§ **What you have to do**: Check each line of the listing for the string "Sugars". Copy those where it appears.

§ **Task input**:
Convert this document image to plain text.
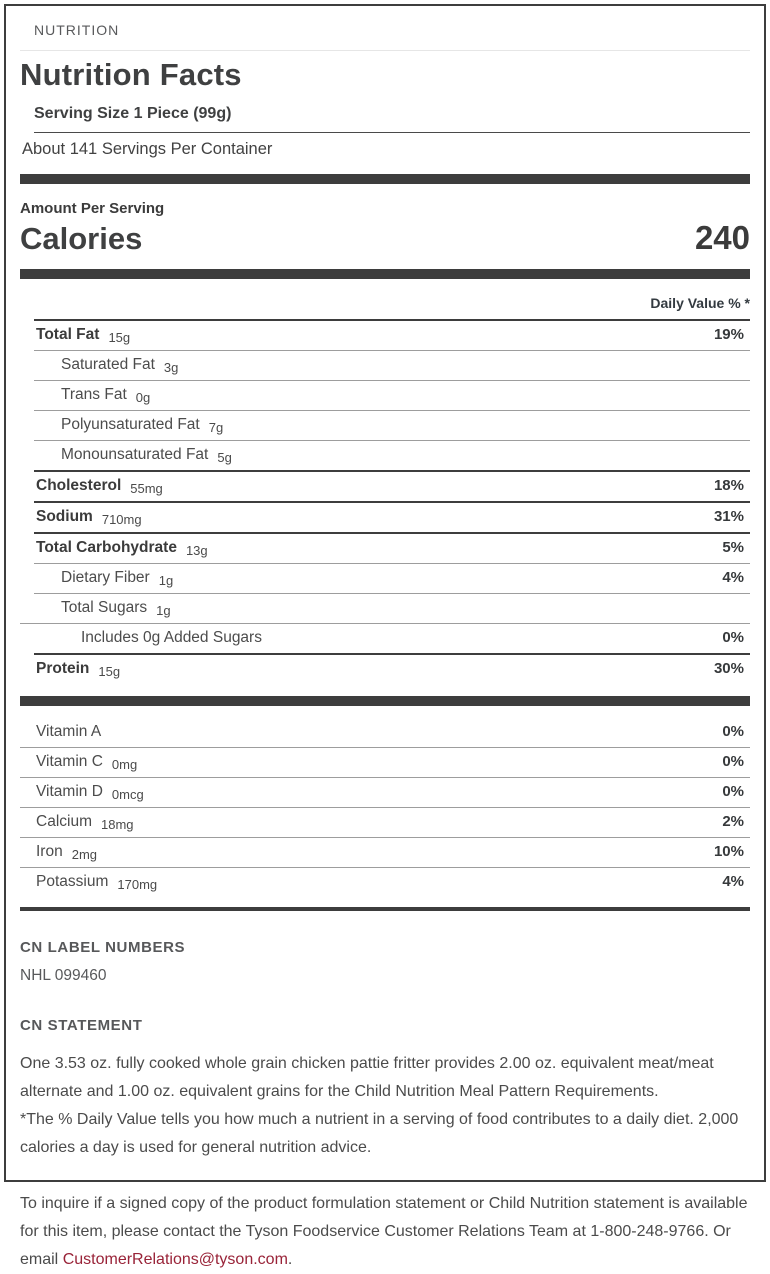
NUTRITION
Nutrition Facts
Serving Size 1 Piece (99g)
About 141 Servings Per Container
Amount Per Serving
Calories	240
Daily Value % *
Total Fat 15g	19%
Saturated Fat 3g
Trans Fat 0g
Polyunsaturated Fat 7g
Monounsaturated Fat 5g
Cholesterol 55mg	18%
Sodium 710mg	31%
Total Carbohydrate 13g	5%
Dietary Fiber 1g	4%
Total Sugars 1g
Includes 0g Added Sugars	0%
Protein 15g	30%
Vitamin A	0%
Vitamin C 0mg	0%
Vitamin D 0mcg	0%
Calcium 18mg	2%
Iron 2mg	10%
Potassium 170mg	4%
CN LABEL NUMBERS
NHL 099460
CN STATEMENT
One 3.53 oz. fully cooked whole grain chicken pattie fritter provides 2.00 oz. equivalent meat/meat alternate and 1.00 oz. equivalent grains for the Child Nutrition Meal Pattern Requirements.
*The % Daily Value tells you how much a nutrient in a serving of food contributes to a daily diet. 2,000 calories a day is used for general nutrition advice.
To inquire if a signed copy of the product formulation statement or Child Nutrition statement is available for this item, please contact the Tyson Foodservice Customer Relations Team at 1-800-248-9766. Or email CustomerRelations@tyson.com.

--

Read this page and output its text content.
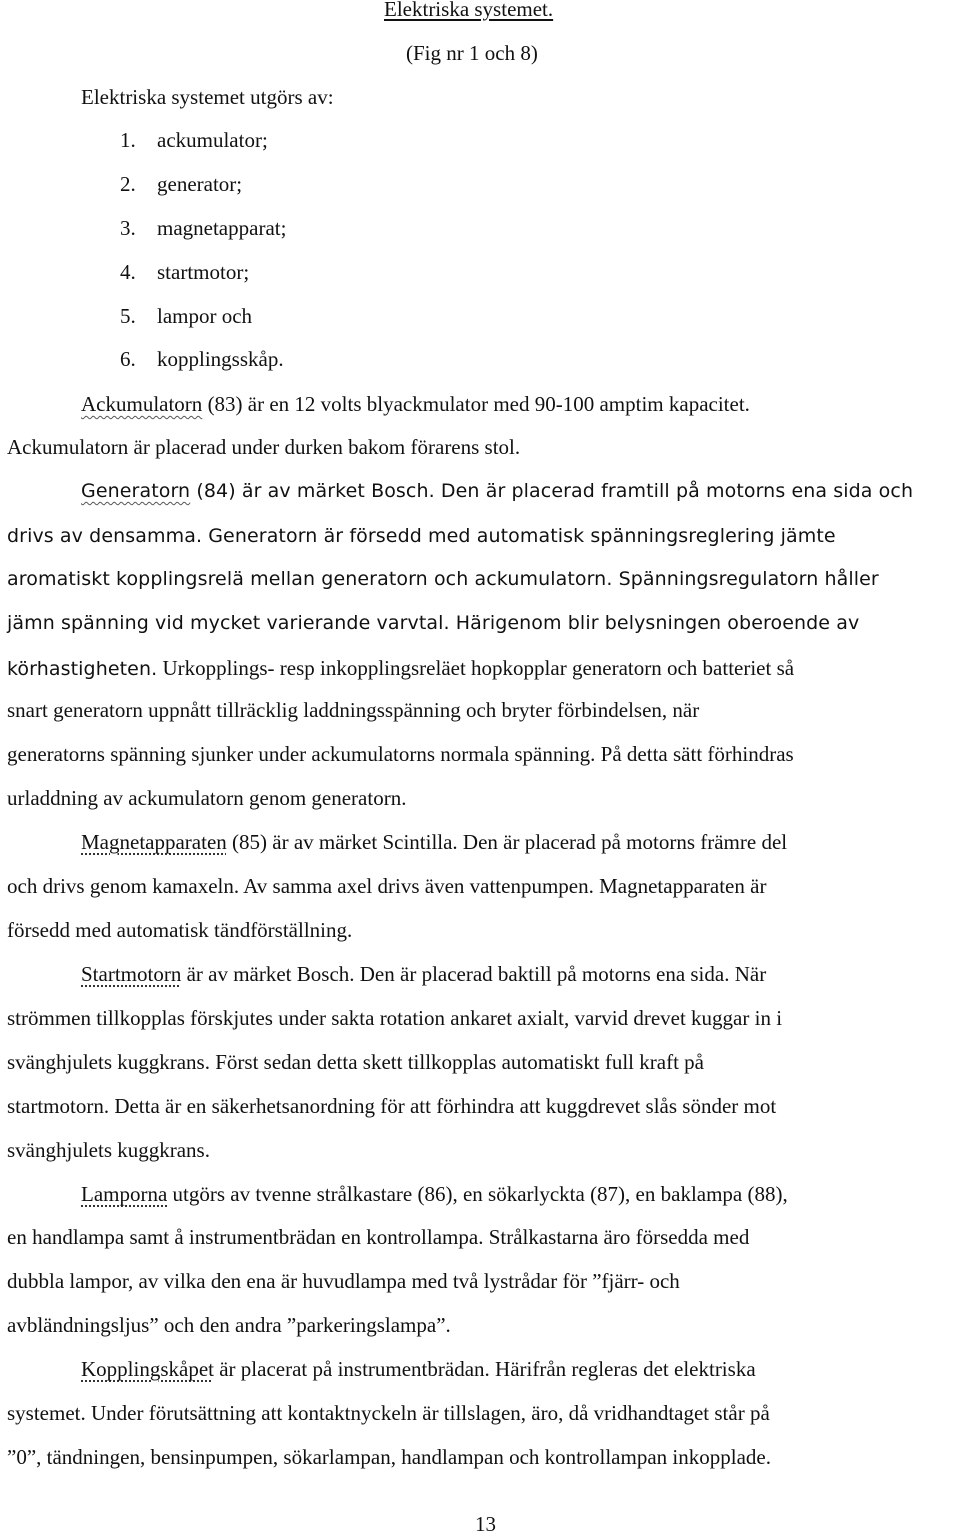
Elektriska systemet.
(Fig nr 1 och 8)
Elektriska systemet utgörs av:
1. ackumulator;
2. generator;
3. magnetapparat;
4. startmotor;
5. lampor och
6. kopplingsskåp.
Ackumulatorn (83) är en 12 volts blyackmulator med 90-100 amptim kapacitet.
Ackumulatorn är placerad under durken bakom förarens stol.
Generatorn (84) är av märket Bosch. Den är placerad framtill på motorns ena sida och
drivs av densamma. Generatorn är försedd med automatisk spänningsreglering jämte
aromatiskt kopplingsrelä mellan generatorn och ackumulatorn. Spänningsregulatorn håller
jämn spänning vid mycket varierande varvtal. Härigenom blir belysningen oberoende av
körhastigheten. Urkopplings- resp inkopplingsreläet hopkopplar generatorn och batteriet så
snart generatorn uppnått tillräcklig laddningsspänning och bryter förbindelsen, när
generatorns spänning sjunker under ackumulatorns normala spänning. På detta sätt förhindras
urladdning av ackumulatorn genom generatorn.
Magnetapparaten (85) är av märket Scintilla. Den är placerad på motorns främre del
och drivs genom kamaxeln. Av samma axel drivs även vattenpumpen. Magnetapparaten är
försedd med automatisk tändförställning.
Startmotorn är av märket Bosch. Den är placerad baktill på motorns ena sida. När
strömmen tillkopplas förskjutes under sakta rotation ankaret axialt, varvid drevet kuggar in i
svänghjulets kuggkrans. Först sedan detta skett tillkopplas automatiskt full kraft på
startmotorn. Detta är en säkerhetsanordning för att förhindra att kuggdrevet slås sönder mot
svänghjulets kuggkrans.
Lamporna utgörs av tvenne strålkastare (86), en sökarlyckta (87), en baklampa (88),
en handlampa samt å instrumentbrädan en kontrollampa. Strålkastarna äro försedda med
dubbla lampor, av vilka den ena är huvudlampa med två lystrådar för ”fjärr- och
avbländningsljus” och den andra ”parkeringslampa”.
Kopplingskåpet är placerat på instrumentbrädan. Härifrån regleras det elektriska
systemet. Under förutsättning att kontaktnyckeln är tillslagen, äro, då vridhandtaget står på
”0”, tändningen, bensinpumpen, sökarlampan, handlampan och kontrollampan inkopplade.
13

§ **Solved exercise**:
Total Sugars 1g
Includes 0g Added Sugars	0%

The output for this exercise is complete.